-- START Records for the task --
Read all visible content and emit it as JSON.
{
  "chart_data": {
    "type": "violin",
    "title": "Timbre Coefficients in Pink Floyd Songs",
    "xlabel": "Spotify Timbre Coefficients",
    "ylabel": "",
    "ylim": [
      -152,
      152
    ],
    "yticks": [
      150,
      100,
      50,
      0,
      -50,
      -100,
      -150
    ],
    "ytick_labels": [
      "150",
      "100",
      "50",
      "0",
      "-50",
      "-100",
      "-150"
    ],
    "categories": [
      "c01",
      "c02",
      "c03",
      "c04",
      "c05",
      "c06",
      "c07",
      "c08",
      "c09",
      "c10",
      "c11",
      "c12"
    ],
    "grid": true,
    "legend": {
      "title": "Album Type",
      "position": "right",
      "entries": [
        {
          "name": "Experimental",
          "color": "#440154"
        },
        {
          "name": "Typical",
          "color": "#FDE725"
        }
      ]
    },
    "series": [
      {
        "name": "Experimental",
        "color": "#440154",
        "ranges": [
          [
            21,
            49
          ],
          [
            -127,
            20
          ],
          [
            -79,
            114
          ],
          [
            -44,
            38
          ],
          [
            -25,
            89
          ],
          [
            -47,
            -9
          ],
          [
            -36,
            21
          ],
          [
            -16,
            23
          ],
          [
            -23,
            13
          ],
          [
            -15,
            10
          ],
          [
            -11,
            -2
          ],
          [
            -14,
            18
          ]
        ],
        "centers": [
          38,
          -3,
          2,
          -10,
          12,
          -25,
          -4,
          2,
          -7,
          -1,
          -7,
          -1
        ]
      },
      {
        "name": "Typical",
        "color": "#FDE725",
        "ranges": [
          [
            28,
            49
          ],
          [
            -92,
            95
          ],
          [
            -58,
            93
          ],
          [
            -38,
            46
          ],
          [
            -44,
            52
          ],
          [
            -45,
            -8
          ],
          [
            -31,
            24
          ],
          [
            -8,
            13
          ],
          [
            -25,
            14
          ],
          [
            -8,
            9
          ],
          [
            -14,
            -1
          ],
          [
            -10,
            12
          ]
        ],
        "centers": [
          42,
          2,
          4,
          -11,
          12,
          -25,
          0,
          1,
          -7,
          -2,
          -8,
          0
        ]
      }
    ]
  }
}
-- END Records for the task --
Find the lines containing "Timbre" and list every one of them.

= Written solution =
    "title": "Timbre Coefficients in Pink Floyd Songs",
    "xlabel": "Spotify Timbre Coefficients",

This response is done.